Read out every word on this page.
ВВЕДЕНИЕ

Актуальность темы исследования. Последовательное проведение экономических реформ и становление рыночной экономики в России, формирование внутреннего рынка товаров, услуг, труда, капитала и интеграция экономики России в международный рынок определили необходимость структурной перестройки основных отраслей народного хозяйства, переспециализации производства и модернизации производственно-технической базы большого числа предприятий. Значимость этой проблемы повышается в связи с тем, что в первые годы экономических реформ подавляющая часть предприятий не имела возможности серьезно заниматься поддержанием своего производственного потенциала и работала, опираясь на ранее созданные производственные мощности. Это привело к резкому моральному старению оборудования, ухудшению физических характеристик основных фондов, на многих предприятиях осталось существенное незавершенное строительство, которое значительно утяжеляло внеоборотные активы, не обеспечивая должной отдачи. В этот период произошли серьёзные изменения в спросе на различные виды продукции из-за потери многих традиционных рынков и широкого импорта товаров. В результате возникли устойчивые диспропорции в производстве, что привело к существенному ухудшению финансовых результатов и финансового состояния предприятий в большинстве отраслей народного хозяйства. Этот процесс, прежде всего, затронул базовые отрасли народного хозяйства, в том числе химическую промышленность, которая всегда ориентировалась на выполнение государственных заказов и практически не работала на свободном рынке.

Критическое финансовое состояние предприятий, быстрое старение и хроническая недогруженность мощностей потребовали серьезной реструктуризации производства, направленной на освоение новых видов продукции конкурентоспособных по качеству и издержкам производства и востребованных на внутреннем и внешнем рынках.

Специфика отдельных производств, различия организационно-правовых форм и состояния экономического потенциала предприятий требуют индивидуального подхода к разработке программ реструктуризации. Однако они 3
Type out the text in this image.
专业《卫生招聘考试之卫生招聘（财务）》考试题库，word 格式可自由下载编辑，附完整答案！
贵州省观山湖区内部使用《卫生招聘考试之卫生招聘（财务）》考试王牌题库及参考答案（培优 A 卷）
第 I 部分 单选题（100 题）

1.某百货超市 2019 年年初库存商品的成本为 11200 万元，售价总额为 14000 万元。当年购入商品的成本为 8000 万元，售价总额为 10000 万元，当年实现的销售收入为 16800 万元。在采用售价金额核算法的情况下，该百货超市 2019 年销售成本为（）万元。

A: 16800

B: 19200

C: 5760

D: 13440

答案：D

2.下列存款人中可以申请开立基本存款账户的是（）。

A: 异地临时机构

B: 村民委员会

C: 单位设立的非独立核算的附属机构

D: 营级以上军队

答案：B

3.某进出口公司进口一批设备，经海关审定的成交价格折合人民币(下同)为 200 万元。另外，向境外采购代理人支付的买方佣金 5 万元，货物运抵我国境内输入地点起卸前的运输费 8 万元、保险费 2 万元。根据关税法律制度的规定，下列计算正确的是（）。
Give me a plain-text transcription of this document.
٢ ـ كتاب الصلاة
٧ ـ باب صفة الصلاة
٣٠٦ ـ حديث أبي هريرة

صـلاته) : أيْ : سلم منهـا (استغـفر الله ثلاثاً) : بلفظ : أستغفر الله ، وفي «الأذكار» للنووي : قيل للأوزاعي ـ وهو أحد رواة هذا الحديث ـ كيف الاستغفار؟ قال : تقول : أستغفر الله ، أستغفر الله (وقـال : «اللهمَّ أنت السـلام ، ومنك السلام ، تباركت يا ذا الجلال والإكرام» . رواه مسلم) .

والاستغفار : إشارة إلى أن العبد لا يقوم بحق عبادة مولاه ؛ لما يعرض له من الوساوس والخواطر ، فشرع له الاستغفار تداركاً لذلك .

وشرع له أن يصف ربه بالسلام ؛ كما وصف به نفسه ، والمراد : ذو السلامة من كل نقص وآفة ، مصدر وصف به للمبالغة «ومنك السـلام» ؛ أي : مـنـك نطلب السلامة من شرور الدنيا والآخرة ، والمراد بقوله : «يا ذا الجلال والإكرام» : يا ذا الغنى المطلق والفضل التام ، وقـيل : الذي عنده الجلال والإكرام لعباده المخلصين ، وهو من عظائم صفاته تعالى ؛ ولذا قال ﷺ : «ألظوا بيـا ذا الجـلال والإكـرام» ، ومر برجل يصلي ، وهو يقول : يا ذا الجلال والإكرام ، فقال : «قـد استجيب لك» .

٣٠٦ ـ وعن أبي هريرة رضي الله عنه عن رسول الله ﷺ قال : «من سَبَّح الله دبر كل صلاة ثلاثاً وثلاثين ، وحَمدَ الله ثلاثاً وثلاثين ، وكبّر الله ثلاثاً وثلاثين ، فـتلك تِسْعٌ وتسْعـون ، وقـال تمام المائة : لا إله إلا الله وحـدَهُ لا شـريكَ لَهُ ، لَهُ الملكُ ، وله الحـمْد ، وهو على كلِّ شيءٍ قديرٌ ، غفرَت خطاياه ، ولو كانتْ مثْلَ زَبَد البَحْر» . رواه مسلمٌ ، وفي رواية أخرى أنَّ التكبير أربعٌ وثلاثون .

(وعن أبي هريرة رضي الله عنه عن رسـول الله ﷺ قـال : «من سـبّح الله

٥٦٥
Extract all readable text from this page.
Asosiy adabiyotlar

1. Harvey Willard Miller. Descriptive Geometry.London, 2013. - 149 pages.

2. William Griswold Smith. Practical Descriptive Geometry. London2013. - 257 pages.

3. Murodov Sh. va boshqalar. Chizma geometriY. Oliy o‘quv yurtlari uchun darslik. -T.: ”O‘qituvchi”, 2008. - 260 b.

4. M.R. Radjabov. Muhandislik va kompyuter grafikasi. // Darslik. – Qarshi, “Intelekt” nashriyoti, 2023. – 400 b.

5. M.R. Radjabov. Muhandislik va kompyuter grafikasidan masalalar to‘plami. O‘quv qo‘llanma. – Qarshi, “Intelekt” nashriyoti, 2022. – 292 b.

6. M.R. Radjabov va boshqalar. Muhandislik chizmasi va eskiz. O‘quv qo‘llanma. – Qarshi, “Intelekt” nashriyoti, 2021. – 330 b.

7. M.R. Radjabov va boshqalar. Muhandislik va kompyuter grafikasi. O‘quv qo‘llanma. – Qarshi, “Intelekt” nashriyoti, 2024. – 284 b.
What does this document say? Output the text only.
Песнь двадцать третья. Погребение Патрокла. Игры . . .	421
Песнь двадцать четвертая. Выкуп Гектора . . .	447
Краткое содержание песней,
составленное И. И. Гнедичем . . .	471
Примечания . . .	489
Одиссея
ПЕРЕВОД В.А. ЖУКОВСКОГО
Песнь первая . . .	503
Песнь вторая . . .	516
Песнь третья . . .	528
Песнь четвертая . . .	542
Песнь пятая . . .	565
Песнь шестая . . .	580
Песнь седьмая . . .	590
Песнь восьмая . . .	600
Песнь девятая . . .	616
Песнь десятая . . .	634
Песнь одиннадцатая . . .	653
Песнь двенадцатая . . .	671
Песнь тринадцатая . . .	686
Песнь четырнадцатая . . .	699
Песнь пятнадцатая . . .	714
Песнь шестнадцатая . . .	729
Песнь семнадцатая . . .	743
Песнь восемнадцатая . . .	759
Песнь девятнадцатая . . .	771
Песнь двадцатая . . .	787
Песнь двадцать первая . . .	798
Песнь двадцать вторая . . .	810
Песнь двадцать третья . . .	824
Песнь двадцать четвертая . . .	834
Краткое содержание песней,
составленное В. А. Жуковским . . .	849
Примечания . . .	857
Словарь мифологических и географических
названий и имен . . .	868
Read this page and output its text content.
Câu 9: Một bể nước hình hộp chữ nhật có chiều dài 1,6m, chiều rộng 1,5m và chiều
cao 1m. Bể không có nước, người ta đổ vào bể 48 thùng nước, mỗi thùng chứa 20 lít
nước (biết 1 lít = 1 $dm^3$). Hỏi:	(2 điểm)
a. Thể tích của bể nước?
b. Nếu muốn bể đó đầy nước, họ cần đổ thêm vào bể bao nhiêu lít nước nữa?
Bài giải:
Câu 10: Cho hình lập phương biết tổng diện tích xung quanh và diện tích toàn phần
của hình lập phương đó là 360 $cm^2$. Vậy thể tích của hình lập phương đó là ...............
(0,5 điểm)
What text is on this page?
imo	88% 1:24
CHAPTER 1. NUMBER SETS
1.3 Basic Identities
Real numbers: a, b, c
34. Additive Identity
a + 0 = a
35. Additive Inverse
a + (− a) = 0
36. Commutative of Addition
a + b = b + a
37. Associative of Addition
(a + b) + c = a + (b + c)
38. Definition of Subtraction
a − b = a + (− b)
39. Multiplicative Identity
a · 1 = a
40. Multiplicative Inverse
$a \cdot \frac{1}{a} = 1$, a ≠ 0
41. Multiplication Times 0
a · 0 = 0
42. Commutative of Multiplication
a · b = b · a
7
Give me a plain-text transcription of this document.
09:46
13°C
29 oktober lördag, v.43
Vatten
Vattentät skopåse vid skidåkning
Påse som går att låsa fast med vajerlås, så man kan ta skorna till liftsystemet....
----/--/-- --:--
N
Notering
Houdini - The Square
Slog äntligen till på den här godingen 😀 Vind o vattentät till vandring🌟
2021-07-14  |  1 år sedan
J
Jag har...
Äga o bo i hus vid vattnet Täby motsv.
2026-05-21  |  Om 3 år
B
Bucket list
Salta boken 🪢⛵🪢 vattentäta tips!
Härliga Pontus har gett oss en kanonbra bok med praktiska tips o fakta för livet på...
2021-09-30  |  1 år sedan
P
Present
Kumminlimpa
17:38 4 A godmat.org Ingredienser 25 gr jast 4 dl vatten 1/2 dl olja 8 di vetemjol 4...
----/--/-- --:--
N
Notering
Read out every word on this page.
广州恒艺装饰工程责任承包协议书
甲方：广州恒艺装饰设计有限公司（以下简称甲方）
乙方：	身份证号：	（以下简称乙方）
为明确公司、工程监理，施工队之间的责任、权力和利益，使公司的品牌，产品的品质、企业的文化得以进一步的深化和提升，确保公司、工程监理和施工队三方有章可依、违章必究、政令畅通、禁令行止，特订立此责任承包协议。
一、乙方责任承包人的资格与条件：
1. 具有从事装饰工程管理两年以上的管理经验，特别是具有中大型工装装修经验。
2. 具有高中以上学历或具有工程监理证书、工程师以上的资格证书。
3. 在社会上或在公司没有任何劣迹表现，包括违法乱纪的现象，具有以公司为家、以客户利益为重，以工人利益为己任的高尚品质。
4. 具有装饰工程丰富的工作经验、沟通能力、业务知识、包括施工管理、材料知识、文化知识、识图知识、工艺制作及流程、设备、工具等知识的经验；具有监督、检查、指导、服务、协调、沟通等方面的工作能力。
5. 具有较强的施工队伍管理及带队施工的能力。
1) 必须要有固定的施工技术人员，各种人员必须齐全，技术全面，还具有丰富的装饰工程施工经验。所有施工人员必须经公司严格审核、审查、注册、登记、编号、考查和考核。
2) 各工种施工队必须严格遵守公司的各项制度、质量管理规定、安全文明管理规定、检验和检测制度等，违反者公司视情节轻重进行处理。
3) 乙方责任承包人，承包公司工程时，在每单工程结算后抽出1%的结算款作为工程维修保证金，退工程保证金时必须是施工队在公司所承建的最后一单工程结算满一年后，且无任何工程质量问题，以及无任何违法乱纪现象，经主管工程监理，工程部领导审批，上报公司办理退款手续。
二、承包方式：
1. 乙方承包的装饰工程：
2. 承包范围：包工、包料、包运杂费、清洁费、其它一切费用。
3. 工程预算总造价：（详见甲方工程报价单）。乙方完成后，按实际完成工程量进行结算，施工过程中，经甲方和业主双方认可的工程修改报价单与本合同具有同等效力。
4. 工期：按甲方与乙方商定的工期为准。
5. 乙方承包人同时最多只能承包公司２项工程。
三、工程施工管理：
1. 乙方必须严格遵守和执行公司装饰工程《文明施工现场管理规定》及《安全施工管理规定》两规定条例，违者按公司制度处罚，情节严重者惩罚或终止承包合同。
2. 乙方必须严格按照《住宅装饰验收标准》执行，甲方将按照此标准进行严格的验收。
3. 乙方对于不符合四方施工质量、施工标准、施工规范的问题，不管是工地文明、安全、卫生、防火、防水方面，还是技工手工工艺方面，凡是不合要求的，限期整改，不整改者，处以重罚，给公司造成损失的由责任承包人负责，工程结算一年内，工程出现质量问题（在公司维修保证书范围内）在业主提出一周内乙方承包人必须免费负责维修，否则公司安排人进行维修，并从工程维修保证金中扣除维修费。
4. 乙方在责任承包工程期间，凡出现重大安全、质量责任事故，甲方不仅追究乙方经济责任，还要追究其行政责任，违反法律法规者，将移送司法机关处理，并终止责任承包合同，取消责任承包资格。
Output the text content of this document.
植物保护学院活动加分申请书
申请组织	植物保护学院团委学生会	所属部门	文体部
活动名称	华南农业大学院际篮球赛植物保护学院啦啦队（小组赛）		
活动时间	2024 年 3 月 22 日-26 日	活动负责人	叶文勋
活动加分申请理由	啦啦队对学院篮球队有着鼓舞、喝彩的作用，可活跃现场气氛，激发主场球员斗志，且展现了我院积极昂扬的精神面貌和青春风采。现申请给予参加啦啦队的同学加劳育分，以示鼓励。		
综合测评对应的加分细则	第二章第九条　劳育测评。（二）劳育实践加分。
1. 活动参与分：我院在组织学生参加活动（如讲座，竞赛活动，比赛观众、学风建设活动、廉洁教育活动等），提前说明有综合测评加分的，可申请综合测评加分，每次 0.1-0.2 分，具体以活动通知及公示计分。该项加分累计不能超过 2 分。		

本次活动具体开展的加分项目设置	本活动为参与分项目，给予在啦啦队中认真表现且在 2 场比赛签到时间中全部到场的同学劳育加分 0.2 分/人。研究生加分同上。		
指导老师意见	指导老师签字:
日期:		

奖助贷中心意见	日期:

+---+

Which lines of the material contain the string "pages"? List each of them.

* _The solution_:
1. Harvey Willard Miller. Descriptive Geometry.London, 2013. - 149 pages.
2. William Griswold Smith. Practical Descriptive Geometry. London2013. - 257 pages.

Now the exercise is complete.